• Supplied records
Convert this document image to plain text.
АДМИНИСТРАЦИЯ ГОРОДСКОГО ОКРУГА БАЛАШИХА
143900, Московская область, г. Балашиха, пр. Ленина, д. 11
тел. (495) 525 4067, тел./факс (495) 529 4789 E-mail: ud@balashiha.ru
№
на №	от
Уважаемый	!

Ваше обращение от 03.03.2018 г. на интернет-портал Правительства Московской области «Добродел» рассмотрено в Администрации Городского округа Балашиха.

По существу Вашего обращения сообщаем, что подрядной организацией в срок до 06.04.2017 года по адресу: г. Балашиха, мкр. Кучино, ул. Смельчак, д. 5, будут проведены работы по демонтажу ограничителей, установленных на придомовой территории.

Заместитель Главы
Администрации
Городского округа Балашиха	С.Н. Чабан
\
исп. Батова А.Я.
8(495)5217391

• Task requirements
The lines above should be duplicated exactly.

• Task answer
Convert this document image to plain text.
АДМИНИСТРАЦИЯ ГОРОДСКОГО ОКРУГА БАЛАШИХА
143900, Московская область, г. Балашиха, пр. Ленина, д. 11
тел. (495) 525 4067, тел./факс (495) 529 4789 E-mail: ud@balashiha.ru
№
на №	от
Уважаемый	!

Ваше обращение от 03.03.2018 г. на интернет-портал Правительства Московской области «Добродел» рассмотрено в Администрации Городского округа Балашиха.

По существу Вашего обращения сообщаем, что подрядной организацией в срок до 06.04.2017 года по адресу: г. Балашиха, мкр. Кучино, ул. Смельчак, д. 5, будут проведены работы по демонтажу ограничителей, установленных на придомовой территории.

Заместитель Главы
Администрации
Городского округа Балашиха	С.Н. Чабан
\
исп. Батова А.Я.
8(495)5217391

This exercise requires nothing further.